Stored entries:
######

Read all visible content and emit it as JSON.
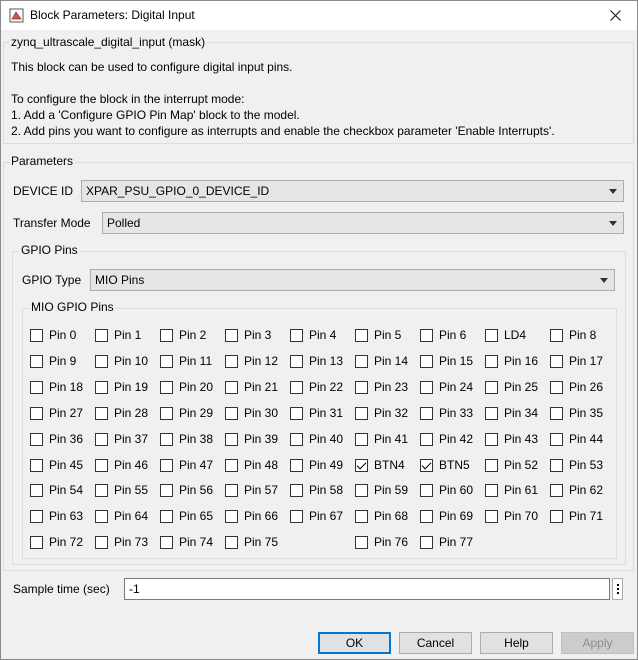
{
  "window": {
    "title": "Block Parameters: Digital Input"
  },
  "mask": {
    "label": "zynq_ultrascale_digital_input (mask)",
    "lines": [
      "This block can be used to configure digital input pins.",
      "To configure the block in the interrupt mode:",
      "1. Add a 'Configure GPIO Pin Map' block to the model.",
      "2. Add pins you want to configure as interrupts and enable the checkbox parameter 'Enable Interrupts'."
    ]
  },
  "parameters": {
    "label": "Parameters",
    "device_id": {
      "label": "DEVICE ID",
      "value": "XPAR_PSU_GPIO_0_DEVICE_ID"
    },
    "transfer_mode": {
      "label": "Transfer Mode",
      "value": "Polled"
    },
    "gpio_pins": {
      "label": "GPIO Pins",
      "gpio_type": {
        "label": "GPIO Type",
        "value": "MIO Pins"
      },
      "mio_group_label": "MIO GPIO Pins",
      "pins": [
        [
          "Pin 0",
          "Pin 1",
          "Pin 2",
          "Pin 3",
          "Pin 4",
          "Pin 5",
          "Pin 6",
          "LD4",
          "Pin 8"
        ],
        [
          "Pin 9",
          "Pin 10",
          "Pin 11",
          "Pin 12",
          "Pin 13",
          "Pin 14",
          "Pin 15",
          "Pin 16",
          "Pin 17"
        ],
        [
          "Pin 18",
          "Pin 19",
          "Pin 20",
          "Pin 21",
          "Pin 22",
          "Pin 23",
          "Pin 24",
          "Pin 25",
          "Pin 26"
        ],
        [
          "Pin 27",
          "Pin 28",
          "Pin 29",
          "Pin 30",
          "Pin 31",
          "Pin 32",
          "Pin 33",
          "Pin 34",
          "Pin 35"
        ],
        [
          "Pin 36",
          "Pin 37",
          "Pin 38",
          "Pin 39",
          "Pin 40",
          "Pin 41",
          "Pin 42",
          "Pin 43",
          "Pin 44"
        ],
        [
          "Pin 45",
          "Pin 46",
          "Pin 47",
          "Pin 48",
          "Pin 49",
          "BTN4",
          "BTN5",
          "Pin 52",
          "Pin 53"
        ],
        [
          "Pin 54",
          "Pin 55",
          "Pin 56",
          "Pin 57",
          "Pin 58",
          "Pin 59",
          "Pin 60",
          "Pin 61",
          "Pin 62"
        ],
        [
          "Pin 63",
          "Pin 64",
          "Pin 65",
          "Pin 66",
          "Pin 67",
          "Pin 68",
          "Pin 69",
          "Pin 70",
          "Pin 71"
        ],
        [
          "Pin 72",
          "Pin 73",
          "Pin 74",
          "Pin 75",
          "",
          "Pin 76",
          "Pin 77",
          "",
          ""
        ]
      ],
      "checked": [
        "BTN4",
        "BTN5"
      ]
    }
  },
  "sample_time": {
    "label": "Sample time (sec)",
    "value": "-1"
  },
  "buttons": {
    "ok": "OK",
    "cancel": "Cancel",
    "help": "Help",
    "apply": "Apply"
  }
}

######

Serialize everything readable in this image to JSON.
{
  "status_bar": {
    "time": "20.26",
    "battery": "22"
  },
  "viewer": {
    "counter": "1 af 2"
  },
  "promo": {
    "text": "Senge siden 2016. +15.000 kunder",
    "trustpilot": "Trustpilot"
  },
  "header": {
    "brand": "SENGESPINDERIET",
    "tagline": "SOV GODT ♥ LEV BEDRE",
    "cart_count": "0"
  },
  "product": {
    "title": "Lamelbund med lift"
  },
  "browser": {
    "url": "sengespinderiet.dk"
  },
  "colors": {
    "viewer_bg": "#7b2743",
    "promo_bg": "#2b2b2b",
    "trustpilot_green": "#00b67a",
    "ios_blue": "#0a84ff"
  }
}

######

**EXERCISE GOAL**
Return each line that includes "title".

**EXPECTED ANSWER**
    "title": "Block Parameters: Digital Input"
    "title": "Lamelbund med lift"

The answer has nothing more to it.